■ REQUIREMENT ■
Select, from the material below, each line with "title" in it.

■ EXERCISE DATA ■
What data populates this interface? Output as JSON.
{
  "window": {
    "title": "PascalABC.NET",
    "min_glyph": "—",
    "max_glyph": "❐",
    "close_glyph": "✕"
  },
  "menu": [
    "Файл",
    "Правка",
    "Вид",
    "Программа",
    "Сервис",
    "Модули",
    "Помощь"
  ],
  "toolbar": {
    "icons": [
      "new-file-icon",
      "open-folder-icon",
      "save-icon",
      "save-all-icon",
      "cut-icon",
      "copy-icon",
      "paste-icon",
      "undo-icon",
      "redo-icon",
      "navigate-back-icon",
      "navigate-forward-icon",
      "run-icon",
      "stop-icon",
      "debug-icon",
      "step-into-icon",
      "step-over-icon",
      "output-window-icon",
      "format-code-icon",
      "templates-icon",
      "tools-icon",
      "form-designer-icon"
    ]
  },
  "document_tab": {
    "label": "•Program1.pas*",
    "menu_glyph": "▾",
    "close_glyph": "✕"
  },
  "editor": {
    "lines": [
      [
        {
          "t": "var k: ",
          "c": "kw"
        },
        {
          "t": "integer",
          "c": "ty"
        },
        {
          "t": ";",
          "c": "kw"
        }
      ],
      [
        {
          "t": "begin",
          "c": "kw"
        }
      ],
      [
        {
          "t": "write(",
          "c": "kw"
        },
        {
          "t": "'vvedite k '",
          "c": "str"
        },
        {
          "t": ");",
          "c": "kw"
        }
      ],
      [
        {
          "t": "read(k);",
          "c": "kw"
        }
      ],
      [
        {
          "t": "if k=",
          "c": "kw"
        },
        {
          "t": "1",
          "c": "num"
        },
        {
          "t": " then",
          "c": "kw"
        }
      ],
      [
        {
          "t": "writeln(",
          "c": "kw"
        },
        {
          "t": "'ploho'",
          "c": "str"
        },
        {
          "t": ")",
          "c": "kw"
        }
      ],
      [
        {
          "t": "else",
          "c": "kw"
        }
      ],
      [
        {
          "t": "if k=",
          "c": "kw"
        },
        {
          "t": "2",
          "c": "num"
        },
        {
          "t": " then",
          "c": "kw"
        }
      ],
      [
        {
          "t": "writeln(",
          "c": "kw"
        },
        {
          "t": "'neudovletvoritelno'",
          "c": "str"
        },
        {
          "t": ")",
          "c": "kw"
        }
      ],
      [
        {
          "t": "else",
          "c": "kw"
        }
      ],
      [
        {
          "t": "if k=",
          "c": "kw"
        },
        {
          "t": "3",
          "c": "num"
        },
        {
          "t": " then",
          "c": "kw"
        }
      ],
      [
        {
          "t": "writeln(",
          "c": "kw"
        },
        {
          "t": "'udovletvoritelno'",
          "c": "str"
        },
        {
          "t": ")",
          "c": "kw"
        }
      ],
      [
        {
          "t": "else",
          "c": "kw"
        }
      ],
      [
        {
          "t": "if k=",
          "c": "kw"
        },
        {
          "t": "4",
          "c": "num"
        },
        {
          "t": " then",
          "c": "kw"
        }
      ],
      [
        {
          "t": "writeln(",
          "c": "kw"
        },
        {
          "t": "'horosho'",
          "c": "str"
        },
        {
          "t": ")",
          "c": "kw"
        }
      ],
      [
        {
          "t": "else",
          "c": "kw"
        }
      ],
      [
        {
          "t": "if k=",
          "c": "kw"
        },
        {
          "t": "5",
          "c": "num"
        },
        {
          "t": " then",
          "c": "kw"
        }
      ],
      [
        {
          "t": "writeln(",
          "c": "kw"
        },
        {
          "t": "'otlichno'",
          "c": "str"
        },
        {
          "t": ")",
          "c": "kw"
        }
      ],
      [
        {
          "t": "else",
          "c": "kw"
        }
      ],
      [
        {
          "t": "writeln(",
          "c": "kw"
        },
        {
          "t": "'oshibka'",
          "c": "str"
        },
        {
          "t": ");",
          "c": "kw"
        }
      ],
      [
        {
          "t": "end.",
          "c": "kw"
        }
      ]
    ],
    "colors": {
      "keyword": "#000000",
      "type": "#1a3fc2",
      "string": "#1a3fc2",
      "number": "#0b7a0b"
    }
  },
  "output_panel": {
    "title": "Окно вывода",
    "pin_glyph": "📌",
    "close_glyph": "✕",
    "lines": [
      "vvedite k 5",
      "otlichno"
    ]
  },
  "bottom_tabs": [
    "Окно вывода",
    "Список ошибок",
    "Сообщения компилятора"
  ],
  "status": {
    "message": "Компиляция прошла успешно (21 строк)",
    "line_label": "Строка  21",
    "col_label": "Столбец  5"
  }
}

■ ANSWER TO THE TASK ■
    "title": "PascalABC.NET",
    "title": "Окно вывода",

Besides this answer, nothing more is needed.